**The exercise**
For each line of the data below that holds "анкеты", copy the line.

**Data**
§ §
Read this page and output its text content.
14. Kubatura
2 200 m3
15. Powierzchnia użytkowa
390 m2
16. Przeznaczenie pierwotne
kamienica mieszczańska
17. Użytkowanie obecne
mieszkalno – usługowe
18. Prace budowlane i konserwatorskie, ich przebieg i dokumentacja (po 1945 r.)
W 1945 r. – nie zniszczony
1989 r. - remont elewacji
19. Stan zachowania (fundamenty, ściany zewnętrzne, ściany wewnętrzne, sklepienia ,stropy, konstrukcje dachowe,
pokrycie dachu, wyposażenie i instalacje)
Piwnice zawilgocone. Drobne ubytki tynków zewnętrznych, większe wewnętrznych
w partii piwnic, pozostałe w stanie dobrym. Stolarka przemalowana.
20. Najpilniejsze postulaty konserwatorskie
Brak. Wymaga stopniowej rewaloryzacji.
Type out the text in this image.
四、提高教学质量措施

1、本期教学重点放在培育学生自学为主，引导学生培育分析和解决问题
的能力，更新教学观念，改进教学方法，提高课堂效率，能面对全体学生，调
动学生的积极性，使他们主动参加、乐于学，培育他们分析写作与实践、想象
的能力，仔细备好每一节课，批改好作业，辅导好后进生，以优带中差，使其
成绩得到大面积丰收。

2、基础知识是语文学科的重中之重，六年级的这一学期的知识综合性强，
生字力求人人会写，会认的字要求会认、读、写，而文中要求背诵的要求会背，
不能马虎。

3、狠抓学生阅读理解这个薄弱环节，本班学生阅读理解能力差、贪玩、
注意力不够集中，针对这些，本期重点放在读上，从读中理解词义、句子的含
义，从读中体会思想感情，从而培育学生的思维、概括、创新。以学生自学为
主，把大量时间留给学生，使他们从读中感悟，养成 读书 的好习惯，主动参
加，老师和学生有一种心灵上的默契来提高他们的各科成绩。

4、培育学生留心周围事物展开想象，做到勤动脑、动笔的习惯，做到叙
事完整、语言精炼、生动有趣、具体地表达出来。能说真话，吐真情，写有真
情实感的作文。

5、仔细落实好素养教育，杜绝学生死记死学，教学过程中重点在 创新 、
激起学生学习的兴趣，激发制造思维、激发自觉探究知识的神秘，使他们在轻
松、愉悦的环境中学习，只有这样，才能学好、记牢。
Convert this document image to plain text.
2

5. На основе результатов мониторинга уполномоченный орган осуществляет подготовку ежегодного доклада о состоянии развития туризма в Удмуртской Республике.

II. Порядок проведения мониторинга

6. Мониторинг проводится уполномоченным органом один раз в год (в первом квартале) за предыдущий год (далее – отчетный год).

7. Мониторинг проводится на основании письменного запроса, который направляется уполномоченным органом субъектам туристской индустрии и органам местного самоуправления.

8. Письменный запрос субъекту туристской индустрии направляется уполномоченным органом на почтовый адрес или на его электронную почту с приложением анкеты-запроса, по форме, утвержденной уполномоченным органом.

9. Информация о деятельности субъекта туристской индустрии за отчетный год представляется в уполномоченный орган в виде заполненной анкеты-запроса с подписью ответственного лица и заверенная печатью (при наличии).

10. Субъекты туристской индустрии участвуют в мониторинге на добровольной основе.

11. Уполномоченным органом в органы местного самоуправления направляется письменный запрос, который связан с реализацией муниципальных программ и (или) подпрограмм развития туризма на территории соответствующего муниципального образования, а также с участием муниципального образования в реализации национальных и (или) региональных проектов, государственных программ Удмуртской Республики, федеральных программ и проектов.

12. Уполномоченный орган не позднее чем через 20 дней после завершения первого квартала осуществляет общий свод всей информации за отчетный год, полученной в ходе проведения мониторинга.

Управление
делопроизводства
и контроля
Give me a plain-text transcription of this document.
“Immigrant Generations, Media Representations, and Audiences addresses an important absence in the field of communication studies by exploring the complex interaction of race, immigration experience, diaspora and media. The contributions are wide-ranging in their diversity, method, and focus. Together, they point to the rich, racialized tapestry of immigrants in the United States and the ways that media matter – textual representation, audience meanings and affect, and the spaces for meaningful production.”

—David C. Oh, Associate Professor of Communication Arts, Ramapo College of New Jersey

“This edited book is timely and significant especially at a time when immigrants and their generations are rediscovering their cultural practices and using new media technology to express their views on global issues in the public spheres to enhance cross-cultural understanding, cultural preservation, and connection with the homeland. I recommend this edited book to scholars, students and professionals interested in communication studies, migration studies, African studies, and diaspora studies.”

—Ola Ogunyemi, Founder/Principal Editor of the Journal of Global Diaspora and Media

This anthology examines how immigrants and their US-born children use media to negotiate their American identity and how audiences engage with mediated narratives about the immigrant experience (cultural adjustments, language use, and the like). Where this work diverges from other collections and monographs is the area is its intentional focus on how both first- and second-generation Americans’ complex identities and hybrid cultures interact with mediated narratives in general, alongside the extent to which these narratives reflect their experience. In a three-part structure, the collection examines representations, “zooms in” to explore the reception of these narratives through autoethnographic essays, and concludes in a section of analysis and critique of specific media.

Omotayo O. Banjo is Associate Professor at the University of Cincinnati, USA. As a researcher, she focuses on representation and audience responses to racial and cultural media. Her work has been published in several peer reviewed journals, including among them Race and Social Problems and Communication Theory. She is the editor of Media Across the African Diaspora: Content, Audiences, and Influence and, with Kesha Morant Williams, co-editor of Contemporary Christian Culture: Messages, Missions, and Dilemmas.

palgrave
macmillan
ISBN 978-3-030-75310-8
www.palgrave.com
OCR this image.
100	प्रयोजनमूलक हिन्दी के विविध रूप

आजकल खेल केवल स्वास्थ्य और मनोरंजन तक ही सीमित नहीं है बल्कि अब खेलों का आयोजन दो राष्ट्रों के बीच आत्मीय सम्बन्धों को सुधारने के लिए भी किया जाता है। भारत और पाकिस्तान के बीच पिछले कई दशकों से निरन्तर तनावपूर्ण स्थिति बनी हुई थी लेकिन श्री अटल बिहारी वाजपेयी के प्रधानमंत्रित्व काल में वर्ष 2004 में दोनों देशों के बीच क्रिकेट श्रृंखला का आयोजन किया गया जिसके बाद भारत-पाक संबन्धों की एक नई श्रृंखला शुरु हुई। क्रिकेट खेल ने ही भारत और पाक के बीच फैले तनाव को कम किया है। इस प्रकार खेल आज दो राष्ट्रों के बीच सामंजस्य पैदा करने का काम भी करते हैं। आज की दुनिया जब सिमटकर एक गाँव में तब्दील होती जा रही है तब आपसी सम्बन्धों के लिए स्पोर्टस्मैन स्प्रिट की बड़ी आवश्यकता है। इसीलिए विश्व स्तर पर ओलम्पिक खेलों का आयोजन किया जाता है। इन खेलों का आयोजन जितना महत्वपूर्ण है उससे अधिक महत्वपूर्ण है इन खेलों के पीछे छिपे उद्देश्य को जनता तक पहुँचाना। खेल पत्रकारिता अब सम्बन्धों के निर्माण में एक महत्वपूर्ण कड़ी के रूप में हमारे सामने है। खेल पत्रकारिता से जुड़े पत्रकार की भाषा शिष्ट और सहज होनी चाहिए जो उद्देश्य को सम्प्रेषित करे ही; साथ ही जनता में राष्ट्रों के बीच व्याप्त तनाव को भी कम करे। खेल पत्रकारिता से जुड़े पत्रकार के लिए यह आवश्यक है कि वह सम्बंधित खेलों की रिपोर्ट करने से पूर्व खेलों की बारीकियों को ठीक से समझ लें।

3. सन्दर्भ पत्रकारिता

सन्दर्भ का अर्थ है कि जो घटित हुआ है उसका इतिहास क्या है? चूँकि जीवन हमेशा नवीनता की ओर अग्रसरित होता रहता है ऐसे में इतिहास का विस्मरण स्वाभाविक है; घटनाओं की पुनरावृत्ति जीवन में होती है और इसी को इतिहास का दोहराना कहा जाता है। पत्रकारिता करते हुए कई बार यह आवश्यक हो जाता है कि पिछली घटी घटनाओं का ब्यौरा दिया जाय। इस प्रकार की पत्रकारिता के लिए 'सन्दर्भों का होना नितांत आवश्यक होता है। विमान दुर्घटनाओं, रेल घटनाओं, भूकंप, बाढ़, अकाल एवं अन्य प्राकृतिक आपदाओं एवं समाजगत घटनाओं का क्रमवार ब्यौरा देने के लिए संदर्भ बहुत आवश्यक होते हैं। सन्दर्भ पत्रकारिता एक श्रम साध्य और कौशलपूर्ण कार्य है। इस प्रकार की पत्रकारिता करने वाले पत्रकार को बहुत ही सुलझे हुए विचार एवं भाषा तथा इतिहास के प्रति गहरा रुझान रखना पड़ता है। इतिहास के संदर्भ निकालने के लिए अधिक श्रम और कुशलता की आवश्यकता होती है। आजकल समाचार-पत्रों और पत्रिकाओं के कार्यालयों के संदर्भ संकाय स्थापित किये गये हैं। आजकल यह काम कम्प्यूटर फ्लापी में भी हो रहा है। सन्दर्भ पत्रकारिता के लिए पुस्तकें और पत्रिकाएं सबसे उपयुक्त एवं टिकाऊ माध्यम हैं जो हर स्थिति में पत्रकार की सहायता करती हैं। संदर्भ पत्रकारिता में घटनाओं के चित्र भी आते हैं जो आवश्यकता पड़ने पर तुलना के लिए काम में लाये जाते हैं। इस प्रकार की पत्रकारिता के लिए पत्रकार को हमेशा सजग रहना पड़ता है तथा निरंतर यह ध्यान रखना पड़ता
§ §
**The completed task**
8. Письменный запрос субъекту туристской индустрии направляется уполномоченным органом на почтовый адрес или на его электронную почту с приложением анкеты-запроса, по форме, утвержденной уполномоченным органом.
9. Информация о деятельности субъекта туристской индустрии за отчетный год представляется в уполномоченный орган в виде заполненной анкеты-запроса с подписью ответственного лица и заверенная печатью (при наличии).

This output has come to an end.